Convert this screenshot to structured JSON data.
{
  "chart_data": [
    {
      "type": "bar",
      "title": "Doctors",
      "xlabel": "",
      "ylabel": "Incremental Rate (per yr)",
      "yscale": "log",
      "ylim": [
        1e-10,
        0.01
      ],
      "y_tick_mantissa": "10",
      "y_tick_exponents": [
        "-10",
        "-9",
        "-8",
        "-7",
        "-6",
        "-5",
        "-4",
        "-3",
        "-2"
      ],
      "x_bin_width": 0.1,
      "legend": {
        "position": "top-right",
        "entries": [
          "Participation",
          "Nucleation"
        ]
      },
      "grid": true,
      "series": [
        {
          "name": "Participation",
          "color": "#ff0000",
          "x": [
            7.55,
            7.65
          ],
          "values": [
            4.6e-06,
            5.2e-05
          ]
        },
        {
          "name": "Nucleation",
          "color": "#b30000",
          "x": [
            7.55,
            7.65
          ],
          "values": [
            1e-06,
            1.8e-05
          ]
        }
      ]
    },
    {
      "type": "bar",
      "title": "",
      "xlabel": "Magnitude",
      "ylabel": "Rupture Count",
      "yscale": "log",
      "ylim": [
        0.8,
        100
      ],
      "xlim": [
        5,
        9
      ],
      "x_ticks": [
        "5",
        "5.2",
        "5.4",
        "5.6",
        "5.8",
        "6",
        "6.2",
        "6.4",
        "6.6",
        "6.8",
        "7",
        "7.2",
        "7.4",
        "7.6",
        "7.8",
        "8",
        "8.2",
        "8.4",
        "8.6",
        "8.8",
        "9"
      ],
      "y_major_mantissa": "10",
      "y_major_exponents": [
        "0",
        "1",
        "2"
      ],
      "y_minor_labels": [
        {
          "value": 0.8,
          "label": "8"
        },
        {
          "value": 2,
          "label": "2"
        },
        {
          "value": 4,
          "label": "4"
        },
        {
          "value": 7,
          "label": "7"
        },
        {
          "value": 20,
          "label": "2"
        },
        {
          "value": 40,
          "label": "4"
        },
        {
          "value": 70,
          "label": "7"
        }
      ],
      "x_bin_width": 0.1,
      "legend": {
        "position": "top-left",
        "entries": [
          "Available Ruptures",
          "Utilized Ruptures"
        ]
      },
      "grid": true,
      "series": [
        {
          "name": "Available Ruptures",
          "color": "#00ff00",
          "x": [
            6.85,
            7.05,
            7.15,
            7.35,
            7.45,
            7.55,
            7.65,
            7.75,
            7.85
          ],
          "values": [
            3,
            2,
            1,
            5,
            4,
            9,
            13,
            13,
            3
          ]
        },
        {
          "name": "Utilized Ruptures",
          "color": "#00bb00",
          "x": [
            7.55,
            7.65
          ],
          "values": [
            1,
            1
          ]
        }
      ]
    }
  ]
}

◇ ◇ ◇ ◇ ◇ ◇ ◇

# REQUEST
Filter the records, keeping only lines that contain "Utilized", and show those lines.

# ANSWER BELOW
          "Utilized Ruptures"
          "name": "Utilized Ruptures",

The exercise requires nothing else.